**EXERCISE**: Tally the lines of the listing that contain the word "elements", then give the total and nothing else.
== ENTRIES SUPPLIED ==
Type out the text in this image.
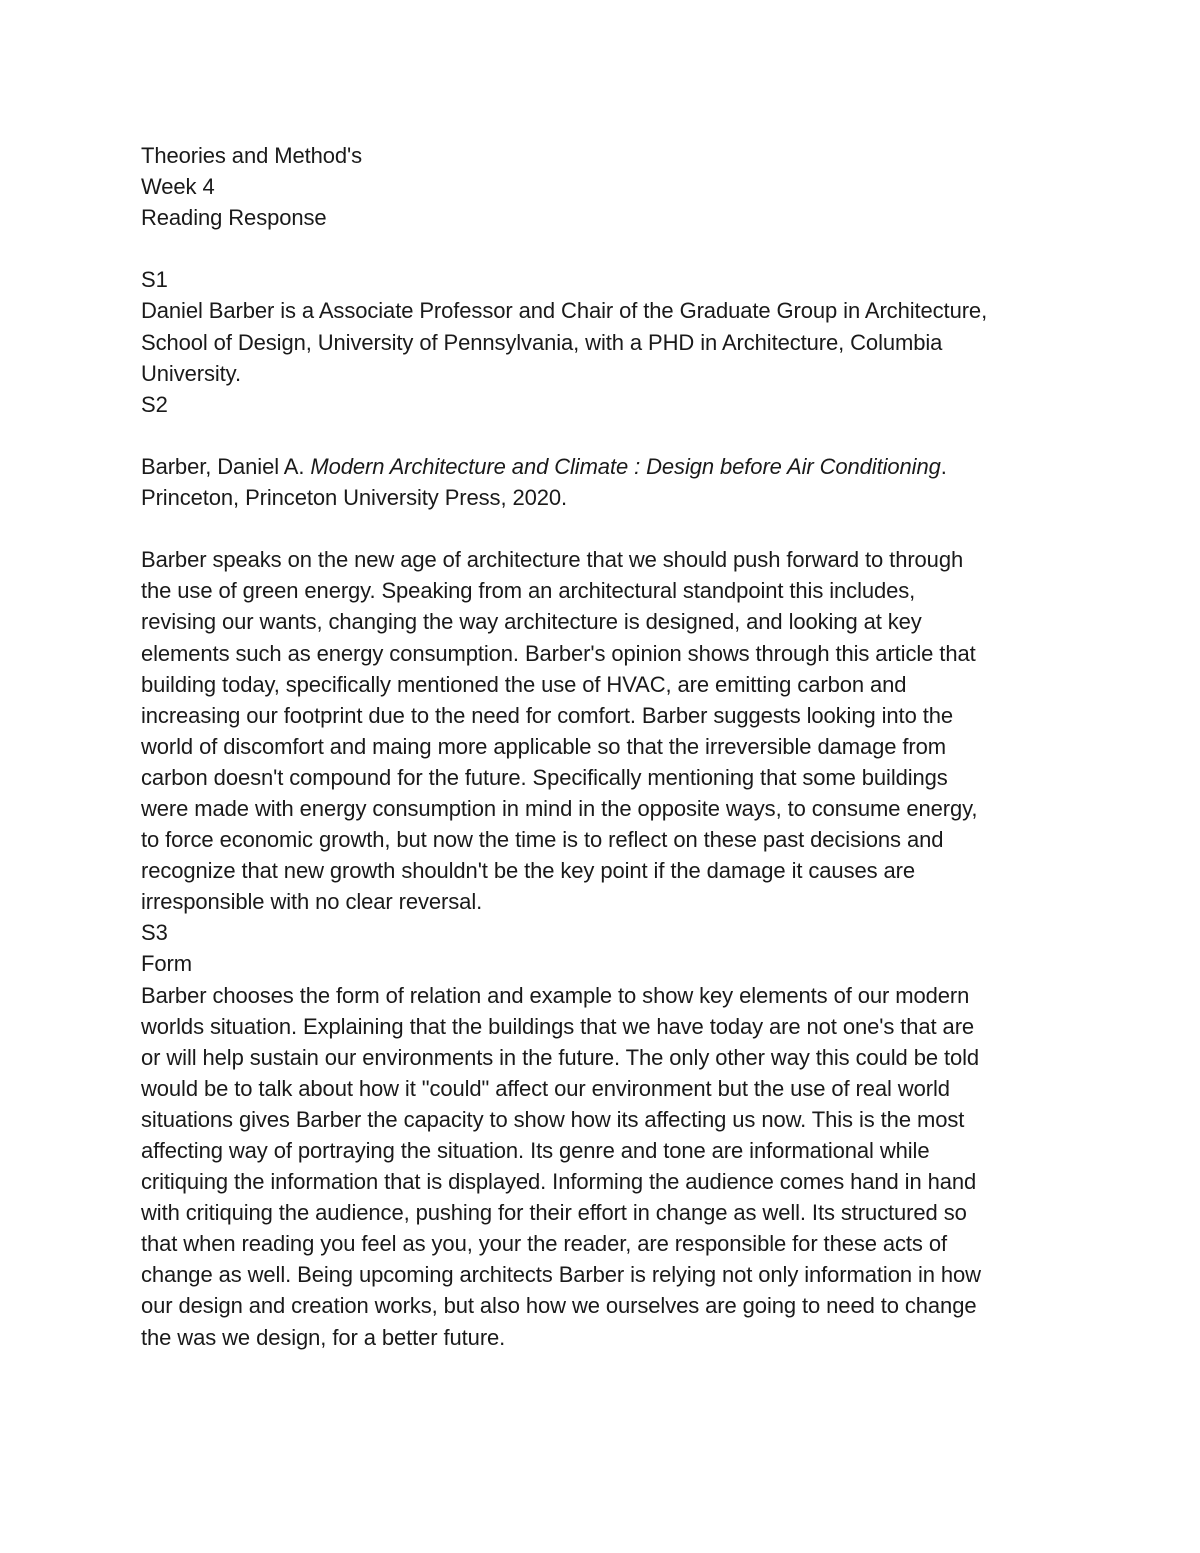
Theories and Method's
Week 4
Reading Response
S1
Daniel Barber is a Associate Professor and Chair of the Graduate Group in Architecture,
School of Design, University of Pennsylvania, with a PHD in Architecture, Columbia
University.
S2
Barber, Daniel A. Modern Architecture and Climate : Design before Air Conditioning.
Princeton, Princeton University Press, 2020.
Barber speaks on the new age of architecture that we should push forward to through
the use of green energy. Speaking from an architectural standpoint this includes,
revising our wants, changing the way architecture is designed, and looking at key
elements such as energy consumption. Barber's opinion shows through this article that
building today, specifically mentioned the use of HVAC, are emitting carbon and
increasing our footprint due to the need for comfort. Barber suggests looking into the
world of discomfort and maing more applicable so that the irreversible damage from
carbon doesn't compound for the future. Specifically mentioning that some buildings
were made with energy consumption in mind in the opposite ways, to consume energy,
to force economic growth, but now the time is to reflect on these past decisions and
recognize that new growth shouldn't be the key point if the damage it causes are
irresponsible with no clear reversal.
S3
Form
Barber chooses the form of relation and example to show key elements of our modern
worlds situation. Explaining that the buildings that we have today are not one's that are
or will help sustain our environments in the future. The only other way this could be told
would be to talk about how it "could" affect our environment but the use of real world
situations gives Barber the capacity to show how its affecting us now. This is the most
affecting way of portraying the situation. Its genre and tone are informational while
critiquing the information that is displayed. Informing the audience comes hand in hand
with critiquing the audience, pushing for their effort in change as well. Its structured so
that when reading you feel as you, your the reader, are responsible for these acts of
change as well. Being upcoming architects Barber is relying not only information in how
our design and creation works, but also how we ourselves are going to need to change
the was we design, for a better future.
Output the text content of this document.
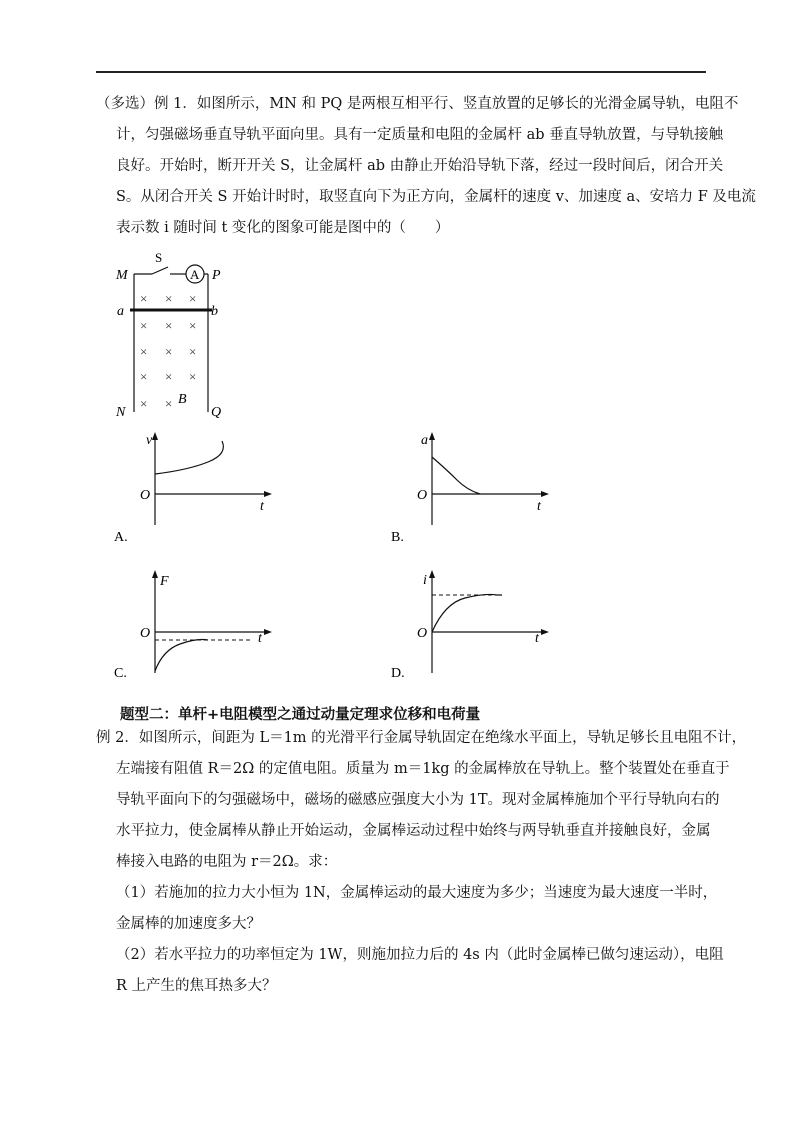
（多选）例 1．如图所示，MN 和 PQ 是两根互相平行、竖直放置的足够长的光滑金属导轨，电阻不
计，匀强磁场垂直导轨平面向里。具有一定质量和电阻的金属杆 ab 垂直导轨放置，与导轨接触
良好。开始时，断开开关 S，让金属杆 ab 由静止开始沿导轨下落，经过一段时间后，闭合开关
S。从闭合开关 S 开始计时时，取竖直向下为正方向，金属杆的速度 v、加速度 a、安培力 F 及电流
表示数 i 随时间 t 变化的图象可能是图中的（　　）
M	P
N	Q
a	b
S
A
B
× × ×
× × ×
× × ×
× × ×
× ×
v
t
O
A.
a
t
O
B.
F
t
O
C.
i
t
O
D.
题型二：单杆+电阻模型之通过动量定理求位移和电荷量
例 2．如图所示，间距为 L＝1m 的光滑平行金属导轨固定在绝缘水平面上，导轨足够长且电阻不计，
左端接有阻值 R＝2Ω 的定值电阻。质量为 m＝1kg 的金属棒放在导轨上。整个装置处在垂直于
导轨平面向下的匀强磁场中，磁场的磁感应强度大小为 1T。现对金属棒施加个平行导轨向右的
水平拉力，使金属棒从静止开始运动，金属棒运动过程中始终与两导轨垂直并接触良好，金属
棒接入电路的电阻为 r＝2Ω。求：
（1）若施加的拉力大小恒为 1N，金属棒运动的最大速度为多少；当速度为最大速度一半时，
金属棒的加速度多大？
（2）若水平拉力的功率恒定为 1W，则施加拉力后的 4s 内（此时金属棒已做匀速运动），电阻
R 上产生的焦耳热多大？
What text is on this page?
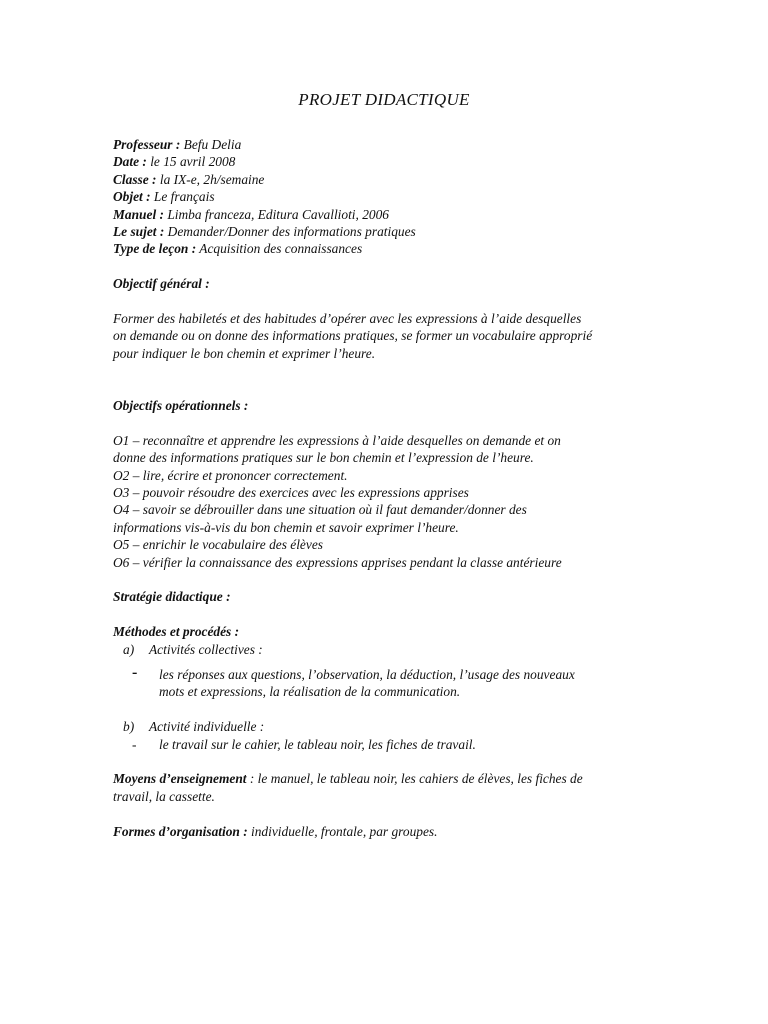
PROJET DIDACTIQUE
Professeur : Befu Delia
Date : le 15 avril 2008
Classe : la IX-e, 2h/semaine
Objet : Le français
Manuel : Limba franceza, Editura Cavallioti, 2006
Le sujet : Demander/Donner des informations pratiques
Type de leçon : Acquisition des connaissances
Objectif général :
Former des habiletés et des habitudes d’opérer avec les expressions à l’aide desquelles
on demande ou on donne des informations pratiques, se former un vocabulaire approprié
pour indiquer le bon chemin et exprimer l’heure.
Objectifs opérationnels :
O1 – reconnaître et apprendre les expressions à l’aide desquelles on demande et on
donne des informations pratiques sur le bon chemin et l’expression de l’heure.
O2 – lire, écrire et prononcer correctement.
O3 – pouvoir résoudre des exercices avec les expressions apprises
O4 – savoir se débrouiller dans une situation où il faut demander/donner des
informations vis-à-vis du bon chemin et savoir exprimer l’heure.
O5 – enrichir le vocabulaire des élèves
O6 – vérifier la connaissance des expressions apprises pendant la classe antérieure
Stratégie didactique :
Méthodes et procédés :
a) Activités collectives :
- les réponses aux questions, l’observation, la déduction, l’usage des nouveaux
mots et expressions, la réalisation de la communication.
b) Activité individuelle :
- le travail sur le cahier, le tableau noir, les fiches de travail.
Moyens d’enseignement : le manuel, le tableau noir, les cahiers de élèves, les fiches de
travail, la cassette.
Formes d’organisation : individuelle, frontale, par groupes.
===
**RESULT**: 2